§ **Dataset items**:
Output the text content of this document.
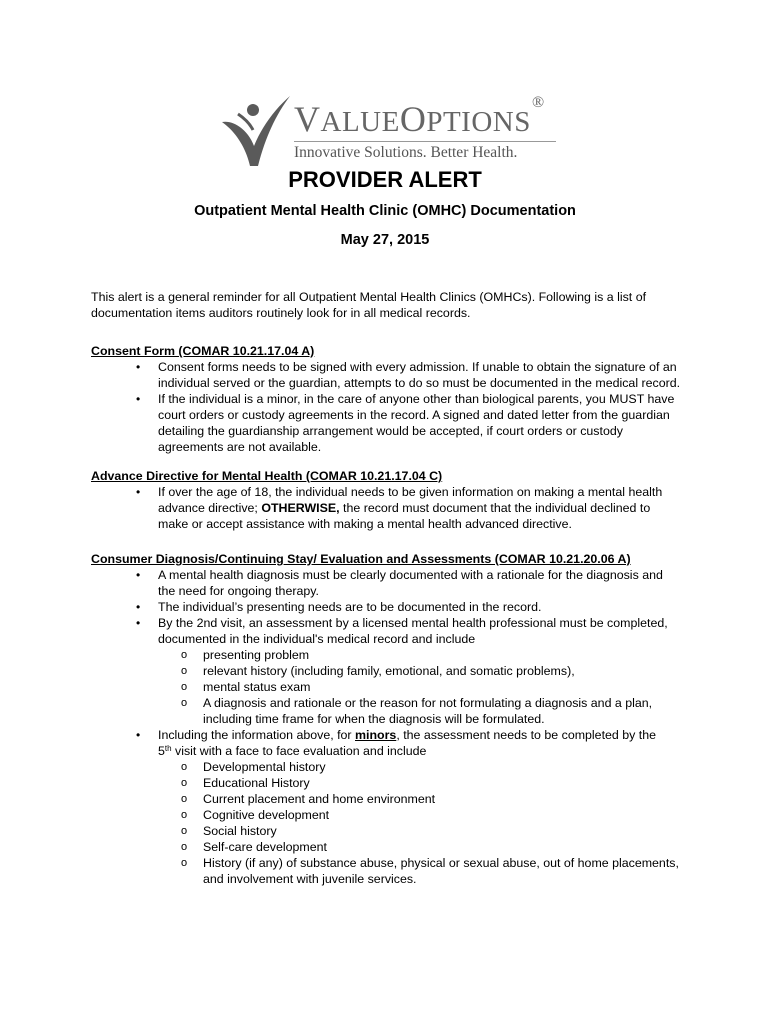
VALUEOPTIONS
®
Innovative Solutions. Better Health.
PROVIDER ALERT
Outpatient Mental Health Clinic (OMHC) Documentation
May 27, 2015

This alert is a general reminder for all Outpatient Mental Health Clinics (OMHCs). Following is a list of documentation items auditors routinely look for in all medical records.

Consent Form (COMAR 10.21.17.04 A)
• Consent forms needs to be signed with every admission. If unable to obtain the signature of an individual served or the guardian, attempts to do so must be documented in the medical record.
• If the individual is a minor, in the care of anyone other than biological parents, you MUST have court orders or custody agreements in the record. A signed and dated letter from the guardian detailing the guardianship arrangement would be accepted, if court orders or custody agreements are not available.
Advance Directive for Mental Health (COMAR 10.21.17.04 C)
• If over the age of 18, the individual needs to be given information on making a mental health advance directive; OTHERWISE, the record must document that the individual declined to make or accept assistance with making a mental health advanced directive.
Consumer Diagnosis/Continuing Stay/ Evaluation and Assessments (COMAR 10.21.20.06 A)
• A mental health diagnosis must be clearly documented with a rationale for the diagnosis and the need for ongoing therapy.
• The individual’s presenting needs are to be documented in the record.
• By the 2nd visit, an assessment by a licensed mental health professional must be completed, documented in the individual's medical record and include
o presenting problem
o relevant history (including family, emotional, and somatic problems),
o mental status exam
o A diagnosis and rationale or the reason for not formulating a diagnosis and a plan, including time frame for when the diagnosis will be formulated.
• Including the information above, for minors, the assessment needs to be completed by the
5th visit with a face to face evaluation and include
o Developmental history
o Educational History
o Current placement and home environment
o Cognitive development
o Social history
o Self-care development
o History (if any) of substance abuse, physical or sexual abuse, out of home placements, and involvement with juvenile services.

§ **Instruction**:
Pictures are excluded; output everything else in the data verbatim.

§ **Answer for this exercise**:
Output the text content of this document.
VALUEOPTIONS
®
Innovative Solutions. Better Health.
PROVIDER ALERT
Outpatient Mental Health Clinic (OMHC) Documentation
May 27, 2015

This alert is a general reminder for all Outpatient Mental Health Clinics (OMHCs). Following is a list of documentation items auditors routinely look for in all medical records.

Consent Form (COMAR 10.21.17.04 A)
• Consent forms needs to be signed with every admission. If unable to obtain the signature of an individual served or the guardian, attempts to do so must be documented in the medical record.
• If the individual is a minor, in the care of anyone other than biological parents, you MUST have court orders or custody agreements in the record. A signed and dated letter from the guardian detailing the guardianship arrangement would be accepted, if court orders or custody agreements are not available.
Advance Directive for Mental Health (COMAR 10.21.17.04 C)
• If over the age of 18, the individual needs to be given information on making a mental health advance directive; OTHERWISE, the record must document that the individual declined to make or accept assistance with making a mental health advanced directive.
Consumer Diagnosis/Continuing Stay/ Evaluation and Assessments (COMAR 10.21.20.06 A)
• A mental health diagnosis must be clearly documented with a rationale for the diagnosis and the need for ongoing therapy.
• The individual’s presenting needs are to be documented in the record.
• By the 2nd visit, an assessment by a licensed mental health professional must be completed, documented in the individual's medical record and include
o presenting problem
o relevant history (including family, emotional, and somatic problems),
o mental status exam
o A diagnosis and rationale or the reason for not formulating a diagnosis and a plan, including time frame for when the diagnosis will be formulated.
• Including the information above, for minors, the assessment needs to be completed by the
5th visit with a face to face evaluation and include
o Developmental history
o Educational History
o Current placement and home environment
o Cognitive development
o Social history
o Self-care development
o History (if any) of substance abuse, physical or sexual abuse, out of home placements, and involvement with juvenile services.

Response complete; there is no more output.